Print every record below exactly as written.

▶ **Collection entries**:
──────────

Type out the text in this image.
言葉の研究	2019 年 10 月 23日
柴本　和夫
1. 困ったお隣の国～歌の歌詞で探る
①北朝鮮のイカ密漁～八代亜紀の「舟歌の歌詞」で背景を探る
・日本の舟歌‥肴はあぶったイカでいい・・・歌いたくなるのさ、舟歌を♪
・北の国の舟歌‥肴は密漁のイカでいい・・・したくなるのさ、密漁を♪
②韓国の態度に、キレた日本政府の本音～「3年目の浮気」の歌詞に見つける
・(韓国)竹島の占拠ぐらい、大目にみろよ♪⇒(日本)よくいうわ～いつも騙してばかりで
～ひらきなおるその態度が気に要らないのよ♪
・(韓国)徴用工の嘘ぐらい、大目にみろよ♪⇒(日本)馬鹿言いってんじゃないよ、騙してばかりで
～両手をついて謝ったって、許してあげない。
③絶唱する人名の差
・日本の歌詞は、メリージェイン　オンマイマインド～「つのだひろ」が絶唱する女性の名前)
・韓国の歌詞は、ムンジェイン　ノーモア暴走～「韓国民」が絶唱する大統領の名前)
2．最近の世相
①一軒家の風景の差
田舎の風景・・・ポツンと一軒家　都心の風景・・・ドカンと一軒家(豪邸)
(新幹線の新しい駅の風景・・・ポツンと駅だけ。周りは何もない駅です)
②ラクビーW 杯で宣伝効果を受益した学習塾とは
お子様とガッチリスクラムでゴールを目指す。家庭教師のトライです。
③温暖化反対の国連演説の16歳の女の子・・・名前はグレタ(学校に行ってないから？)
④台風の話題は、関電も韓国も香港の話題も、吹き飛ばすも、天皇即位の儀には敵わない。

──────────

▶ **OUTPUT BELOW**:
Type out the text in this image.
言葉の研究	2019 年 10 月 23日
柴本　和夫
1. 困ったお隣の国～歌の歌詞で探る
①北朝鮮のイカ密漁～八代亜紀の「舟歌の歌詞」で背景を探る
・日本の舟歌‥肴はあぶったイカでいい・・・歌いたくなるのさ、舟歌を♪
・北の国の舟歌‥肴は密漁のイカでいい・・・したくなるのさ、密漁を♪
②韓国の態度に、キレた日本政府の本音～「3年目の浮気」の歌詞に見つける
・(韓国)竹島の占拠ぐらい、大目にみろよ♪⇒(日本)よくいうわ～いつも騙してばかりで
～ひらきなおるその態度が気に要らないのよ♪
・(韓国)徴用工の嘘ぐらい、大目にみろよ♪⇒(日本)馬鹿言いってんじゃないよ、騙してばかりで
～両手をついて謝ったって、許してあげない。
③絶唱する人名の差
・日本の歌詞は、メリージェイン　オンマイマインド～「つのだひろ」が絶唱する女性の名前)
・韓国の歌詞は、ムンジェイン　ノーモア暴走～「韓国民」が絶唱する大統領の名前)
2．最近の世相
①一軒家の風景の差
田舎の風景・・・ポツンと一軒家　都心の風景・・・ドカンと一軒家(豪邸)
(新幹線の新しい駅の風景・・・ポツンと駅だけ。周りは何もない駅です)
②ラクビーW 杯で宣伝効果を受益した学習塾とは
お子様とガッチリスクラムでゴールを目指す。家庭教師のトライです。
③温暖化反対の国連演説の16歳の女の子・・・名前はグレタ(学校に行ってないから？)
④台風の話題は、関電も韓国も香港の話題も、吹き飛ばすも、天皇即位の儀には敵わない。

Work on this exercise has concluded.